Exercise requirements —
Give all of the lines again exactly as they read.

Dataset content —
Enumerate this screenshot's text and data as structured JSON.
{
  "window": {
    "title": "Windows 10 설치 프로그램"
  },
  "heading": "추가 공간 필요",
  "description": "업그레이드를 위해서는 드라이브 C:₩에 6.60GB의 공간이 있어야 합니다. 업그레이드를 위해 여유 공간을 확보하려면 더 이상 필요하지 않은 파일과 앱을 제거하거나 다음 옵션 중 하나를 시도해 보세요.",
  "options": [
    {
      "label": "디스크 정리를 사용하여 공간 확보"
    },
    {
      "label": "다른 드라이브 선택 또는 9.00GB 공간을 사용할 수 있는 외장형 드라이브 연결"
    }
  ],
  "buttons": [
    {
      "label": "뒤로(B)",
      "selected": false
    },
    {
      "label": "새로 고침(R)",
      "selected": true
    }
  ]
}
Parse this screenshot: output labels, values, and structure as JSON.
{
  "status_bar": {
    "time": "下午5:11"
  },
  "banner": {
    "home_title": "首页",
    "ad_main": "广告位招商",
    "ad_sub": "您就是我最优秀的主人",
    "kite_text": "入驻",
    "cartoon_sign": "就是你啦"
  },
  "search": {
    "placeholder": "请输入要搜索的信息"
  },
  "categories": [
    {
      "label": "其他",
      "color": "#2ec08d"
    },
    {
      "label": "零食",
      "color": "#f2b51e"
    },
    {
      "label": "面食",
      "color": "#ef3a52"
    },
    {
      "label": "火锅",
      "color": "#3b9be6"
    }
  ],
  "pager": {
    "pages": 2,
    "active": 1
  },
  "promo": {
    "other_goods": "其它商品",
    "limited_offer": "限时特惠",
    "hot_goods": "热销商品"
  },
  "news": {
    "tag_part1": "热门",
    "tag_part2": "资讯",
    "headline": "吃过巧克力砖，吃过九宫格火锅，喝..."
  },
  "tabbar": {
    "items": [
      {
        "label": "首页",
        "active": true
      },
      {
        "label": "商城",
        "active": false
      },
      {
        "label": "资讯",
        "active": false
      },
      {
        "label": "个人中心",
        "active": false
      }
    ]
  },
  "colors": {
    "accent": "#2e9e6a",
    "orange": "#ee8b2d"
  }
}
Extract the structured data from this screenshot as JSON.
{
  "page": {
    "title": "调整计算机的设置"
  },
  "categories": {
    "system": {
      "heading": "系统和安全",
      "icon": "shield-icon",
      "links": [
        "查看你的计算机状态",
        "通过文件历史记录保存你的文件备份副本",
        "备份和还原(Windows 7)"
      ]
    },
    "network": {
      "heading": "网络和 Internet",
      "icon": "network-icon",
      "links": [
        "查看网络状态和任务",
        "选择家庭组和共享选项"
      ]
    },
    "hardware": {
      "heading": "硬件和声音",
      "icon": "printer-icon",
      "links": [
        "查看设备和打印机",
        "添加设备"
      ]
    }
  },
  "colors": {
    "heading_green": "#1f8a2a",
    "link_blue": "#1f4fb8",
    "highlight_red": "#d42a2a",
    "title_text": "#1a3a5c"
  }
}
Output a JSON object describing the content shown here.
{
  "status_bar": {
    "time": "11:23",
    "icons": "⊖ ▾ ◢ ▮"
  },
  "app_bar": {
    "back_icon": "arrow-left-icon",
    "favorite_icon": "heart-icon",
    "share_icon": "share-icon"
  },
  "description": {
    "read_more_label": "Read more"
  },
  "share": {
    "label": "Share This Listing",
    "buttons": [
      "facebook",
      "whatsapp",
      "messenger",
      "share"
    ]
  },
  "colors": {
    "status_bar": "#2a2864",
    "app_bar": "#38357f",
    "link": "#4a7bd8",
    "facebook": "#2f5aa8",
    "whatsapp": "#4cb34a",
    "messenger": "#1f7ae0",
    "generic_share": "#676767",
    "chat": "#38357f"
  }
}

Expected answer —
Enumerate this screenshot's text and data as structured JSON.
{
  "window": {
    "title": "Windows 10 설치 프로그램"
  },
  "heading": "추가 공간 필요",
  "description": "업그레이드를 위해서는 드라이브 C:₩에 6.60GB의 공간이 있어야 합니다. 업그레이드를 위해 여유 공간을 확보하려면 더 이상 필요하지 않은 파일과 앱을 제거하거나 다음 옵션 중 하나를 시도해 보세요.",
  "options": [
    {
      "label": "디스크 정리를 사용하여 공간 확보"
    },
    {
      "label": "다른 드라이브 선택 또는 9.00GB 공간을 사용할 수 있는 외장형 드라이브 연결"
    }
  ],
  "buttons": [
    {
      "label": "뒤로(B)",
      "selected": false
    },
    {
      "label": "새로 고침(R)",
      "selected": true
    }
  ]
}
Parse this screenshot: output labels, values, and structure as JSON.
{
  "status_bar": {
    "time": "下午5:11"
  },
  "banner": {
    "home_title": "首页",
    "ad_main": "广告位招商",
    "ad_sub": "您就是我最优秀的主人",
    "kite_text": "入驻",
    "cartoon_sign": "就是你啦"
  },
  "search": {
    "placeholder": "请输入要搜索的信息"
  },
  "categories": [
    {
      "label": "其他",
      "color": "#2ec08d"
    },
    {
      "label": "零食",
      "color": "#f2b51e"
    },
    {
      "label": "面食",
      "color": "#ef3a52"
    },
    {
      "label": "火锅",
      "color": "#3b9be6"
    }
  ],
  "pager": {
    "pages": 2,
    "active": 1
  },
  "promo": {
    "other_goods": "其它商品",
    "limited_offer": "限时特惠",
    "hot_goods": "热销商品"
  },
  "news": {
    "tag_part1": "热门",
    "tag_part2": "资讯",
    "headline": "吃过巧克力砖，吃过九宫格火锅，喝..."
  },
  "tabbar": {
    "items": [
      {
        "label": "首页",
        "active": true
      },
      {
        "label": "商城",
        "active": false
      },
      {
        "label": "资讯",
        "active": false
      },
      {
        "label": "个人中心",
        "active": false
      }
    ]
  },
  "colors": {
    "accent": "#2e9e6a",
    "orange": "#ee8b2d"
  }
}
Extract the structured data from this screenshot as JSON.
{
  "page": {
    "title": "调整计算机的设置"
  },
  "categories": {
    "system": {
      "heading": "系统和安全",
      "icon": "shield-icon",
      "links": [
        "查看你的计算机状态",
        "通过文件历史记录保存你的文件备份副本",
        "备份和还原(Windows 7)"
      ]
    },
    "network": {
      "heading": "网络和 Internet",
      "icon": "network-icon",
      "links": [
        "查看网络状态和任务",
        "选择家庭组和共享选项"
      ]
    },
    "hardware": {
      "heading": "硬件和声音",
      "icon": "printer-icon",
      "links": [
        "查看设备和打印机",
        "添加设备"
      ]
    }
  },
  "colors": {
    "heading_green": "#1f8a2a",
    "link_blue": "#1f4fb8",
    "highlight_red": "#d42a2a",
    "title_text": "#1a3a5c"
  }
}
Output a JSON object describing the content shown here.
{
  "status_bar": {
    "time": "11:23",
    "icons": "⊖ ▾ ◢ ▮"
  },
  "app_bar": {
    "back_icon": "arrow-left-icon",
    "favorite_icon": "heart-icon",
    "share_icon": "share-icon"
  },
  "description": {
    "read_more_label": "Read more"
  },
  "share": {
    "label": "Share This Listing",
    "buttons": [
      "facebook",
      "whatsapp",
      "messenger",
      "share"
    ]
  },
  "colors": {
    "status_bar": "#2a2864",
    "app_bar": "#38357f",
    "link": "#4a7bd8",
    "facebook": "#2f5aa8",
    "whatsapp": "#4cb34a",
    "messenger": "#1f7ae0",
    "generic_share": "#676767",
    "chat": "#38357f"
  }
}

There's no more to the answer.